▶ _Work to complete_
All of the entries must be reproduced exactly, with no images carried over.

▶ _Stored rows_
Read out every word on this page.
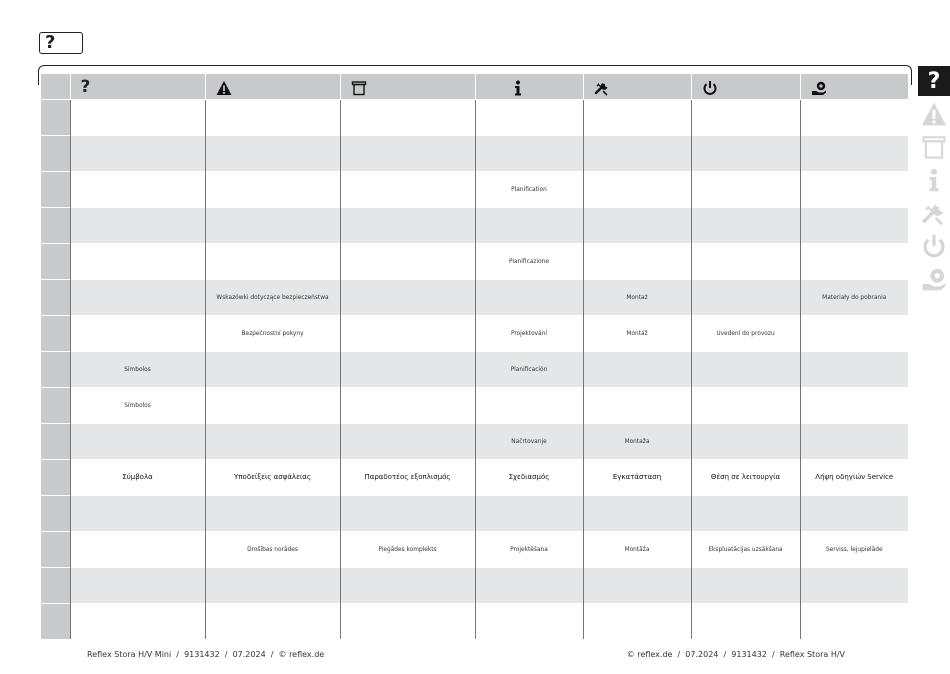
?
	?						

				Planification			

				Pianificazione			
		Wskazówki dotyczące bezpieczeństwa			Montaż		Materiały do pobrania
		Bezpečnostní pokyny		Projektování	Montáž	Uvedení do provozu	
	Símbolos			Planificación			
	Símbolos						
				Načrtovanje	Montaža		
	Σύμβολα	Υποδείξεις ασφάλειας	Παραδοτέος εξοπλισμός	Σχεδιασμός	Εγκατάσταση	Θέση σε λειτουργία	Λήψη οδηγιών Service

		Drošības norādes	Piegādes komplekts	Projektēšana	Montāža	Ekspluatācijas uzsākšana	Serviss, lejupielāde

?
Reflex Stora H/V Mini  /  9131432  /  07.2024  /  © reflex.de	© reflex.de  /  07.2024  /  9131432  /  Reflex Stora H/V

▶ _Solved problem_
Read out every word on this page.
?
	?						

				Planification			

				Pianificazione			
		Wskazówki dotyczące bezpieczeństwa			Montaż		Materiały do pobrania
		Bezpečnostní pokyny		Projektování	Montáž	Uvedení do provozu	
	Símbolos			Planificación			
	Símbolos						
				Načrtovanje	Montaža		
	Σύμβολα	Υποδείξεις ασφάλειας	Παραδοτέος εξοπλισμός	Σχεδιασμός	Εγκατάσταση	Θέση σε λειτουργία	Λήψη οδηγιών Service

		Drošības norādes	Piegādes komplekts	Projektēšana	Montāža	Ekspluatācijas uzsākšana	Serviss, lejupielāde

?
Reflex Stora H/V Mini  /  9131432  /  07.2024  /  © reflex.de	© reflex.de  /  07.2024  /  9131432  /  Reflex Stora H/V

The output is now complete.